Will you give every entry again exactly as it stands?
------------------------------------------------
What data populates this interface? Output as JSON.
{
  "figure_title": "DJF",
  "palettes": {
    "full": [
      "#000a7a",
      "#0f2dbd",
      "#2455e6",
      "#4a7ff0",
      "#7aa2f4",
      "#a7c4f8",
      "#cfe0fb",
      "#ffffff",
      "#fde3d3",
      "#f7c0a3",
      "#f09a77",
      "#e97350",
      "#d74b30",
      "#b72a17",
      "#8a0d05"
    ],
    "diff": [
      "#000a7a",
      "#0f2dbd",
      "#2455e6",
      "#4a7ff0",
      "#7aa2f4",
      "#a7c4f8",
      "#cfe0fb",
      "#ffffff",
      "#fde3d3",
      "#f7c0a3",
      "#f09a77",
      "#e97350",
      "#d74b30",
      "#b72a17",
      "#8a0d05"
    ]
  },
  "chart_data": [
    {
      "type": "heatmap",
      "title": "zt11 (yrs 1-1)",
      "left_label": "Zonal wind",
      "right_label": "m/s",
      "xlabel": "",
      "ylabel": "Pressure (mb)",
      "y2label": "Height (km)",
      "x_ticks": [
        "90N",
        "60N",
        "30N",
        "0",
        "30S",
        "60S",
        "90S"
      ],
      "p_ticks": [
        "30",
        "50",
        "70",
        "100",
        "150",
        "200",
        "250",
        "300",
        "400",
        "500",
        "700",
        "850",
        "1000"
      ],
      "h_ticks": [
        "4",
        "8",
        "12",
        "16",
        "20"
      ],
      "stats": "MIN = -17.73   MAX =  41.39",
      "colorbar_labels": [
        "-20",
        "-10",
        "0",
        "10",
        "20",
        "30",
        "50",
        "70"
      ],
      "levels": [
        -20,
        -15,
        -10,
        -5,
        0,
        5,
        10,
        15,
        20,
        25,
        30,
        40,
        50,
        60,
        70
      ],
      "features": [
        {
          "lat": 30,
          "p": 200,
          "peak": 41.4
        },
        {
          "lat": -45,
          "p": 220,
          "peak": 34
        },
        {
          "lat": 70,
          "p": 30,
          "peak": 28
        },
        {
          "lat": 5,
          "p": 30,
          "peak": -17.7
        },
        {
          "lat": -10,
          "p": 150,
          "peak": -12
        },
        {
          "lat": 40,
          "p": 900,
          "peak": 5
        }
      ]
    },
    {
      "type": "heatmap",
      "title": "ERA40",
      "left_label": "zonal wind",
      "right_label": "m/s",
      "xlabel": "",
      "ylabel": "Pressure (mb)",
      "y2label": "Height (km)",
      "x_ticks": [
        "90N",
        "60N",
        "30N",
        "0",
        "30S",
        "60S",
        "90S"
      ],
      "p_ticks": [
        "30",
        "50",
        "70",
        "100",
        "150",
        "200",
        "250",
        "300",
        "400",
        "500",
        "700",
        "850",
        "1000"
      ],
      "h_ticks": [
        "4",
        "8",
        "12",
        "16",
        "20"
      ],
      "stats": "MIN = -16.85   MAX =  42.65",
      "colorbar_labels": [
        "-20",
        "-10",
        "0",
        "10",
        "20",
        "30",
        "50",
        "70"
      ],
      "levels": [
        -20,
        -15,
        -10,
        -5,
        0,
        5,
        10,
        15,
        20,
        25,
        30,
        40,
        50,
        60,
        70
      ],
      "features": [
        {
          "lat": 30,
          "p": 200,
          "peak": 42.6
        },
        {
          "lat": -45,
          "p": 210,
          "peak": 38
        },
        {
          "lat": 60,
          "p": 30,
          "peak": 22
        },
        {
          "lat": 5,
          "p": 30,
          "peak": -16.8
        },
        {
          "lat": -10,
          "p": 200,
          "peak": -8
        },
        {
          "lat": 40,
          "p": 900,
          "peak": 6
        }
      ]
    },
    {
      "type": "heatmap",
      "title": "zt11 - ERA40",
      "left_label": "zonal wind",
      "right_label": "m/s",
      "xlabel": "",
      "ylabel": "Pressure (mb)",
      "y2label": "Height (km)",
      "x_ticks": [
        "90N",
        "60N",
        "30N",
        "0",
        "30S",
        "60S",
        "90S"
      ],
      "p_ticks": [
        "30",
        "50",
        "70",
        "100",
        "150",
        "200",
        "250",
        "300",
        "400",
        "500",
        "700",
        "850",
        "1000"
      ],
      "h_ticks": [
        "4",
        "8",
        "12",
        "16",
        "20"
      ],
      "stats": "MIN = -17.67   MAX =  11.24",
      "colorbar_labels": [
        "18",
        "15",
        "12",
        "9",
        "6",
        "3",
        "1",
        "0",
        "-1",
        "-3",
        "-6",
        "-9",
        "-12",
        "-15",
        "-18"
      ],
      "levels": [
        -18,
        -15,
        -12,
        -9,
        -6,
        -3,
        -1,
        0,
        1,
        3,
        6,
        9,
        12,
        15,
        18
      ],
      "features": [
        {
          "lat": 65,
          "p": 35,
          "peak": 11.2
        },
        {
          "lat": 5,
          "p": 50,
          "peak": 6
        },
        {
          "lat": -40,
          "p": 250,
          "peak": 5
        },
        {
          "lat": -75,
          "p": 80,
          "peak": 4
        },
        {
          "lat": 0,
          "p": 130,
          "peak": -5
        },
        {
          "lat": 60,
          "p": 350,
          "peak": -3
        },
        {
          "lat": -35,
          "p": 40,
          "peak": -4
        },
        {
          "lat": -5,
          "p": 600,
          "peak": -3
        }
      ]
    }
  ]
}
------------------------------------------------
* [EXERCISE RESPONSE]
What data populates this interface? Output as JSON.
{
  "figure_title": "DJF",
  "palettes": {
    "full": [
      "#000a7a",
      "#0f2dbd",
      "#2455e6",
      "#4a7ff0",
      "#7aa2f4",
      "#a7c4f8",
      "#cfe0fb",
      "#ffffff",
      "#fde3d3",
      "#f7c0a3",
      "#f09a77",
      "#e97350",
      "#d74b30",
      "#b72a17",
      "#8a0d05"
    ],
    "diff": [
      "#000a7a",
      "#0f2dbd",
      "#2455e6",
      "#4a7ff0",
      "#7aa2f4",
      "#a7c4f8",
      "#cfe0fb",
      "#ffffff",
      "#fde3d3",
      "#f7c0a3",
      "#f09a77",
      "#e97350",
      "#d74b30",
      "#b72a17",
      "#8a0d05"
    ]
  },
  "chart_data": [
    {
      "type": "heatmap",
      "title": "zt11 (yrs 1-1)",
      "left_label": "Zonal wind",
      "right_label": "m/s",
      "xlabel": "",
      "ylabel": "Pressure (mb)",
      "y2label": "Height (km)",
      "x_ticks": [
        "90N",
        "60N",
        "30N",
        "0",
        "30S",
        "60S",
        "90S"
      ],
      "p_ticks": [
        "30",
        "50",
        "70",
        "100",
        "150",
        "200",
        "250",
        "300",
        "400",
        "500",
        "700",
        "850",
        "1000"
      ],
      "h_ticks": [
        "4",
        "8",
        "12",
        "16",
        "20"
      ],
      "stats": "MIN = -17.73   MAX =  41.39",
      "colorbar_labels": [
        "-20",
        "-10",
        "0",
        "10",
        "20",
        "30",
        "50",
        "70"
      ],
      "levels": [
        -20,
        -15,
        -10,
        -5,
        0,
        5,
        10,
        15,
        20,
        25,
        30,
        40,
        50,
        60,
        70
      ],
      "features": [
        {
          "lat": 30,
          "p": 200,
          "peak": 41.4
        },
        {
          "lat": -45,
          "p": 220,
          "peak": 34
        },
        {
          "lat": 70,
          "p": 30,
          "peak": 28
        },
        {
          "lat": 5,
          "p": 30,
          "peak": -17.7
        },
        {
          "lat": -10,
          "p": 150,
          "peak": -12
        },
        {
          "lat": 40,
          "p": 900,
          "peak": 5
        }
      ]
    },
    {
      "type": "heatmap",
      "title": "ERA40",
      "left_label": "zonal wind",
      "right_label": "m/s",
      "xlabel": "",
      "ylabel": "Pressure (mb)",
      "y2label": "Height (km)",
      "x_ticks": [
        "90N",
        "60N",
        "30N",
        "0",
        "30S",
        "60S",
        "90S"
      ],
      "p_ticks": [
        "30",
        "50",
        "70",
        "100",
        "150",
        "200",
        "250",
        "300",
        "400",
        "500",
        "700",
        "850",
        "1000"
      ],
      "h_ticks": [
        "4",
        "8",
        "12",
        "16",
        "20"
      ],
      "stats": "MIN = -16.85   MAX =  42.65",
      "colorbar_labels": [
        "-20",
        "-10",
        "0",
        "10",
        "20",
        "30",
        "50",
        "70"
      ],
      "levels": [
        -20,
        -15,
        -10,
        -5,
        0,
        5,
        10,
        15,
        20,
        25,
        30,
        40,
        50,
        60,
        70
      ],
      "features": [
        {
          "lat": 30,
          "p": 200,
          "peak": 42.6
        },
        {
          "lat": -45,
          "p": 210,
          "peak": 38
        },
        {
          "lat": 60,
          "p": 30,
          "peak": 22
        },
        {
          "lat": 5,
          "p": 30,
          "peak": -16.8
        },
        {
          "lat": -10,
          "p": 200,
          "peak": -8
        },
        {
          "lat": 40,
          "p": 900,
          "peak": 6
        }
      ]
    },
    {
      "type": "heatmap",
      "title": "zt11 - ERA40",
      "left_label": "zonal wind",
      "right_label": "m/s",
      "xlabel": "",
      "ylabel": "Pressure (mb)",
      "y2label": "Height (km)",
      "x_ticks": [
        "90N",
        "60N",
        "30N",
        "0",
        "30S",
        "60S",
        "90S"
      ],
      "p_ticks": [
        "30",
        "50",
        "70",
        "100",
        "150",
        "200",
        "250",
        "300",
        "400",
        "500",
        "700",
        "850",
        "1000"
      ],
      "h_ticks": [
        "4",
        "8",
        "12",
        "16",
        "20"
      ],
      "stats": "MIN = -17.67   MAX =  11.24",
      "colorbar_labels": [
        "18",
        "15",
        "12",
        "9",
        "6",
        "3",
        "1",
        "0",
        "-1",
        "-3",
        "-6",
        "-9",
        "-12",
        "-15",
        "-18"
      ],
      "levels": [
        -18,
        -15,
        -12,
        -9,
        -6,
        -3,
        -1,
        0,
        1,
        3,
        6,
        9,
        12,
        15,
        18
      ],
      "features": [
        {
          "lat": 65,
          "p": 35,
          "peak": 11.2
        },
        {
          "lat": 5,
          "p": 50,
          "peak": 6
        },
        {
          "lat": -40,
          "p": 250,
          "peak": 5
        },
        {
          "lat": -75,
          "p": 80,
          "peak": 4
        },
        {
          "lat": 0,
          "p": 130,
          "peak": -5
        },
        {
          "lat": 60,
          "p": 350,
          "peak": -3
        },
        {
          "lat": -35,
          "p": 40,
          "peak": -4
        },
        {
          "lat": -5,
          "p": 600,
          "peak": -3
        }
      ]
    }
  ]
}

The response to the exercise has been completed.